**Raw records:**
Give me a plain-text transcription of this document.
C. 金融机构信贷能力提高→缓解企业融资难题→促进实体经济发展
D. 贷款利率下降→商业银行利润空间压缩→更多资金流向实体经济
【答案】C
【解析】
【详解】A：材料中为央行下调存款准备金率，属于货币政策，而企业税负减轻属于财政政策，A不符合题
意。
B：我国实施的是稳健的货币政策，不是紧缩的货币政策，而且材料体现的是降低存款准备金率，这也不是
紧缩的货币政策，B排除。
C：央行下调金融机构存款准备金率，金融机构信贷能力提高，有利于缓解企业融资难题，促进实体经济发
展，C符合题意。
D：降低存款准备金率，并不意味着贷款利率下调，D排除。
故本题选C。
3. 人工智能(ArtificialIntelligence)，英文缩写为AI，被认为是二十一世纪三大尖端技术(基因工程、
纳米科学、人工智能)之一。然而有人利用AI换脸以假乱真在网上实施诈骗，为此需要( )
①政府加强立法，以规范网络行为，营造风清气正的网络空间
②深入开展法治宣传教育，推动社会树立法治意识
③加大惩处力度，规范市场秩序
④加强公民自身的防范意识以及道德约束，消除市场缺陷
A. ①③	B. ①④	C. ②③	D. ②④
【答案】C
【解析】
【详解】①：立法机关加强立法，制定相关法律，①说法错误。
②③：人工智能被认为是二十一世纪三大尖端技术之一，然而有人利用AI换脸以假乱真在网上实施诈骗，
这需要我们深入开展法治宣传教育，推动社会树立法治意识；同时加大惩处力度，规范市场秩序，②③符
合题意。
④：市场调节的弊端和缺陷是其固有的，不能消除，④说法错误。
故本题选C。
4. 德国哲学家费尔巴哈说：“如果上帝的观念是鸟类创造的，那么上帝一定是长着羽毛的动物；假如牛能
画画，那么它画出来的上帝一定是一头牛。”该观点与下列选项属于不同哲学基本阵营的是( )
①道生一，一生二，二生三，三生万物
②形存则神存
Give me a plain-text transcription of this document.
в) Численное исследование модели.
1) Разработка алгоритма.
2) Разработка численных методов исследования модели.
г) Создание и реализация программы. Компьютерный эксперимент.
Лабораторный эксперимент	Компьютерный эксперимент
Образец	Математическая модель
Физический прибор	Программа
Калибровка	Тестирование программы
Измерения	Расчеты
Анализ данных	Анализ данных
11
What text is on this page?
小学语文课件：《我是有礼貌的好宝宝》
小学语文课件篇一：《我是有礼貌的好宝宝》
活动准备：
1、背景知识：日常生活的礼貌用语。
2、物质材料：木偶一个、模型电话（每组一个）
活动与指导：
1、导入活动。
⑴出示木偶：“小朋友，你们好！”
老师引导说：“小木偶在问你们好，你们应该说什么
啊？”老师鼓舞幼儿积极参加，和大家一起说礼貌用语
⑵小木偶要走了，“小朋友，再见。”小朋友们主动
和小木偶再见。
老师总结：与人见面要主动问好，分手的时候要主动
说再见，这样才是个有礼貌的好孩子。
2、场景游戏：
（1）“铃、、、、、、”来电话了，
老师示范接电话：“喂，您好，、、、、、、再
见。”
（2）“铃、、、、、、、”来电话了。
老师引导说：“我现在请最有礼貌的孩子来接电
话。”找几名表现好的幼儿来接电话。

**Task:** Go through the records above and set each one down exactly, please.

**Complete response:**
Give me a plain-text transcription of this document.
C. 金融机构信贷能力提高→缓解企业融资难题→促进实体经济发展
D. 贷款利率下降→商业银行利润空间压缩→更多资金流向实体经济
【答案】C
【解析】
【详解】A：材料中为央行下调存款准备金率，属于货币政策，而企业税负减轻属于财政政策，A不符合题
意。
B：我国实施的是稳健的货币政策，不是紧缩的货币政策，而且材料体现的是降低存款准备金率，这也不是
紧缩的货币政策，B排除。
C：央行下调金融机构存款准备金率，金融机构信贷能力提高，有利于缓解企业融资难题，促进实体经济发
展，C符合题意。
D：降低存款准备金率，并不意味着贷款利率下调，D排除。
故本题选C。
3. 人工智能(ArtificialIntelligence)，英文缩写为AI，被认为是二十一世纪三大尖端技术(基因工程、
纳米科学、人工智能)之一。然而有人利用AI换脸以假乱真在网上实施诈骗，为此需要( )
①政府加强立法，以规范网络行为，营造风清气正的网络空间
②深入开展法治宣传教育，推动社会树立法治意识
③加大惩处力度，规范市场秩序
④加强公民自身的防范意识以及道德约束，消除市场缺陷
A. ①③	B. ①④	C. ②③	D. ②④
【答案】C
【解析】
【详解】①：立法机关加强立法，制定相关法律，①说法错误。
②③：人工智能被认为是二十一世纪三大尖端技术之一，然而有人利用AI换脸以假乱真在网上实施诈骗，
这需要我们深入开展法治宣传教育，推动社会树立法治意识；同时加大惩处力度，规范市场秩序，②③符
合题意。
④：市场调节的弊端和缺陷是其固有的，不能消除，④说法错误。
故本题选C。
4. 德国哲学家费尔巴哈说：“如果上帝的观念是鸟类创造的，那么上帝一定是长着羽毛的动物；假如牛能
画画，那么它画出来的上帝一定是一头牛。”该观点与下列选项属于不同哲学基本阵营的是( )
①道生一，一生二，二生三，三生万物
②形存则神存
Give me a plain-text transcription of this document.
в) Численное исследование модели.
1) Разработка алгоритма.
2) Разработка численных методов исследования модели.
г) Создание и реализация программы. Компьютерный эксперимент.
Лабораторный эксперимент	Компьютерный эксперимент
Образец	Математическая модель
Физический прибор	Программа
Калибровка	Тестирование программы
Измерения	Расчеты
Анализ данных	Анализ данных
11
What text is on this page?
小学语文课件：《我是有礼貌的好宝宝》
小学语文课件篇一：《我是有礼貌的好宝宝》
活动准备：
1、背景知识：日常生活的礼貌用语。
2、物质材料：木偶一个、模型电话（每组一个）
活动与指导：
1、导入活动。
⑴出示木偶：“小朋友，你们好！”
老师引导说：“小木偶在问你们好，你们应该说什么
啊？”老师鼓舞幼儿积极参加，和大家一起说礼貌用语
⑵小木偶要走了，“小朋友，再见。”小朋友们主动
和小木偶再见。
老师总结：与人见面要主动问好，分手的时候要主动
说再见，这样才是个有礼貌的好孩子。
2、场景游戏：
（1）“铃、、、、、、”来电话了，
老师示范接电话：“喂，您好，、、、、、、再
见。”
（2）“铃、、、、、、、”来电话了。
老师引导说：“我现在请最有礼貌的孩子来接电
话。”找几名表现好的幼儿来接电话。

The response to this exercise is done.